### Data excerpts
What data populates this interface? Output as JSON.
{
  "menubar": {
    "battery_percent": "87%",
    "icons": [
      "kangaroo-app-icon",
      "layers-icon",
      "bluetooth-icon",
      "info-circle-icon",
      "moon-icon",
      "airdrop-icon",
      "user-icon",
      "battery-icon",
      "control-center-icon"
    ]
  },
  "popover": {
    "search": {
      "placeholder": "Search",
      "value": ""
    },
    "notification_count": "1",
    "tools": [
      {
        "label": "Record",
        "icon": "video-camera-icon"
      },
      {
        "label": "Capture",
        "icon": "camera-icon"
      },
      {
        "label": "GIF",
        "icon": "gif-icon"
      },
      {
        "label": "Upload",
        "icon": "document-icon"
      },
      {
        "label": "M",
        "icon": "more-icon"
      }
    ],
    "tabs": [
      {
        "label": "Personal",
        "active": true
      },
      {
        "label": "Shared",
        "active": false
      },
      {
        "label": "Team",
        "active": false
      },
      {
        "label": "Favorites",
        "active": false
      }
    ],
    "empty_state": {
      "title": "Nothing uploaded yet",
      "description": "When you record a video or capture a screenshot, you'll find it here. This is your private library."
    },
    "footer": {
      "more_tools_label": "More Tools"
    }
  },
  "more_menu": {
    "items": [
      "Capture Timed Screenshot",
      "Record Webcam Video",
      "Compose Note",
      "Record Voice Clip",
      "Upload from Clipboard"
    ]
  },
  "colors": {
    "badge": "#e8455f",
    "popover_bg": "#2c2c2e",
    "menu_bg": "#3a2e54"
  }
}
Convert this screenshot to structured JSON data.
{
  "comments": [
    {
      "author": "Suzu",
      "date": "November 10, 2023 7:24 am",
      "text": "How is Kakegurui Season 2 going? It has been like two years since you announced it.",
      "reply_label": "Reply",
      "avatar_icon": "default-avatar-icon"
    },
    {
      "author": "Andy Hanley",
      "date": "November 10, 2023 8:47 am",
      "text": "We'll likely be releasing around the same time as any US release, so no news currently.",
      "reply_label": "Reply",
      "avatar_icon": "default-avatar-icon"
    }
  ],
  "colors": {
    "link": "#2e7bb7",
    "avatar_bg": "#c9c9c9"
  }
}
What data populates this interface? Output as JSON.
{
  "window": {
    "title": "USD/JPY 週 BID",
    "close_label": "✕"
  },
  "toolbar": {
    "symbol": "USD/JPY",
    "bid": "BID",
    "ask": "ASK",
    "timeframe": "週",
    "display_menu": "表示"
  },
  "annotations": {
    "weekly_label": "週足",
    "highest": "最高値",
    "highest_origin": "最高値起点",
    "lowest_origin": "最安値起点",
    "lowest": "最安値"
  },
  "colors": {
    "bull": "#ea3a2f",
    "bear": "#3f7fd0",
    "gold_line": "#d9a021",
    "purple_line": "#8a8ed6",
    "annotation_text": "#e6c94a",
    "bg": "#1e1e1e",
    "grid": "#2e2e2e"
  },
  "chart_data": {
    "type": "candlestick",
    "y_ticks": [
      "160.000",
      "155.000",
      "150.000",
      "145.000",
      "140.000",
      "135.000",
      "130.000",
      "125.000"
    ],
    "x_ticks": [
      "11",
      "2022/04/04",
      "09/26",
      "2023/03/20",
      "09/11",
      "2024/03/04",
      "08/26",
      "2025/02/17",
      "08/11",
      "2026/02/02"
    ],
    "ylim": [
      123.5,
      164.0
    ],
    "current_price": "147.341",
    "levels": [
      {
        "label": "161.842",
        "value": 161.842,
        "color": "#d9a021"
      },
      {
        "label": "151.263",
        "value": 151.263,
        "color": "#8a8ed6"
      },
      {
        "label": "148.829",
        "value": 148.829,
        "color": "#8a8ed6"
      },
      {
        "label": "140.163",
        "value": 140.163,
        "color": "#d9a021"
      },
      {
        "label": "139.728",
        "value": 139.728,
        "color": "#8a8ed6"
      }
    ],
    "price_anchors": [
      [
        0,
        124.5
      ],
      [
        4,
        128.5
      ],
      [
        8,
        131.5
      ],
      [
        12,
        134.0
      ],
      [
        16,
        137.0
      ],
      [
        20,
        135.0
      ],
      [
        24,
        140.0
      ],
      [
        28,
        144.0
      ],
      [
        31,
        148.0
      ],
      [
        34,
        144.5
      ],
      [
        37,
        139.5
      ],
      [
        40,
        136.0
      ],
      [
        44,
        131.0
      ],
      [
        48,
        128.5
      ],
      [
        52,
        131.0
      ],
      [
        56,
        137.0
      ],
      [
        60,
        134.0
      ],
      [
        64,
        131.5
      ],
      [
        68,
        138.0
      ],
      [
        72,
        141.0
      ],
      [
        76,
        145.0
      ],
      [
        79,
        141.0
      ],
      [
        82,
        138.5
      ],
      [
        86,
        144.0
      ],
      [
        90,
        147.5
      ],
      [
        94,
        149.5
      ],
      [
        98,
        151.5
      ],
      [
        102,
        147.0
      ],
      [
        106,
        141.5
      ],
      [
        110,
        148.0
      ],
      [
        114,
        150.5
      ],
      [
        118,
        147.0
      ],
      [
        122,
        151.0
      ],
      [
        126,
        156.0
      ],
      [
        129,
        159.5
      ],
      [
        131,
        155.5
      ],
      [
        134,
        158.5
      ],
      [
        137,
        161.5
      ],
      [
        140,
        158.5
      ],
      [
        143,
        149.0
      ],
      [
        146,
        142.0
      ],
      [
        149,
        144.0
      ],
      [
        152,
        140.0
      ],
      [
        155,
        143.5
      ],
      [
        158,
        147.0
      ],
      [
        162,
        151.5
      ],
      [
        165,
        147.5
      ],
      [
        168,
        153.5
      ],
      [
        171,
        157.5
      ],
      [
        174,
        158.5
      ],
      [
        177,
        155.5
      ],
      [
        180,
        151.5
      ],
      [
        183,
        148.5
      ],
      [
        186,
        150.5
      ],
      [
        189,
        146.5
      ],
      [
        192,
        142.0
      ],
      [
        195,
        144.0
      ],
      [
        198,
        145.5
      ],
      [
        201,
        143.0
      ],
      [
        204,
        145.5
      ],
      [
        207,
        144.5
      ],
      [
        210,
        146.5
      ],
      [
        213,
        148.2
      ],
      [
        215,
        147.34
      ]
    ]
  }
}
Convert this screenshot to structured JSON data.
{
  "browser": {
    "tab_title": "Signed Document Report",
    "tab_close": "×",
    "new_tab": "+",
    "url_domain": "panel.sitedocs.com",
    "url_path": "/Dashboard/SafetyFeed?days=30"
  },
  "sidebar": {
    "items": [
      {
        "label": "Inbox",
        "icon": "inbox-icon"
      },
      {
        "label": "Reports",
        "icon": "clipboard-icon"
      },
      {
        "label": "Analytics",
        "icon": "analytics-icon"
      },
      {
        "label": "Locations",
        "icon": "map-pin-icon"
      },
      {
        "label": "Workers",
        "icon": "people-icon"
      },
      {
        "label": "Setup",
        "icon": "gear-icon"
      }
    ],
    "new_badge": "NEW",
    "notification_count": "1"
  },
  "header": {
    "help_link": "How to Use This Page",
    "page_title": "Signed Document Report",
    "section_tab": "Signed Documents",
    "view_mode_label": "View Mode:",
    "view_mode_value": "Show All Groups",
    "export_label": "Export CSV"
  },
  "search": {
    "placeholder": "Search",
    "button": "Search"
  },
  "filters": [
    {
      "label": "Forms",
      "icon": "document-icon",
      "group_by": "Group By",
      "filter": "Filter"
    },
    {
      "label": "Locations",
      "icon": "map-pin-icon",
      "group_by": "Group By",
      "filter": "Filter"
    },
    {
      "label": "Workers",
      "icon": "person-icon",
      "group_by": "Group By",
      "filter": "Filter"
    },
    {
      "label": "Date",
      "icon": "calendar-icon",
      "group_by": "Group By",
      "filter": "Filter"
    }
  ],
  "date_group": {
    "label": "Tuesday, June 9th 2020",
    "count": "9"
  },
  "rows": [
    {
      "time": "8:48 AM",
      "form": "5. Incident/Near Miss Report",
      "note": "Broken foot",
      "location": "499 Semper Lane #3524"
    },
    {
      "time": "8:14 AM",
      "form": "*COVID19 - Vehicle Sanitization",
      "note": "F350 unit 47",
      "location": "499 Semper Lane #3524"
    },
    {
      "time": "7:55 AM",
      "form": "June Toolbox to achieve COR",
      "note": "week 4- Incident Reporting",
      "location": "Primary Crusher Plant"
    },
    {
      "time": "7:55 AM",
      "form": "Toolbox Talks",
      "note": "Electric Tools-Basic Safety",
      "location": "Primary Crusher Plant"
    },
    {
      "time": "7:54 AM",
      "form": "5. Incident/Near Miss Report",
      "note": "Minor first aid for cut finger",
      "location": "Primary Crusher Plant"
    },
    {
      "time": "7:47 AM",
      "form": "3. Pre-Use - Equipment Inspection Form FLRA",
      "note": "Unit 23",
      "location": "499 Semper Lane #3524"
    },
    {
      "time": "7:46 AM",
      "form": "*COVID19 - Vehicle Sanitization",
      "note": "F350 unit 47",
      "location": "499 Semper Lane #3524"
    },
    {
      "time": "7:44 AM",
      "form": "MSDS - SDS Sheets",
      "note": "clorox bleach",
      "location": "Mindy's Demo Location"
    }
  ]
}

### Exercise requirements
Find "placeholder". Copy every line it occurs in.

### Task response
      "placeholder": "Search",
    "placeholder": "Search",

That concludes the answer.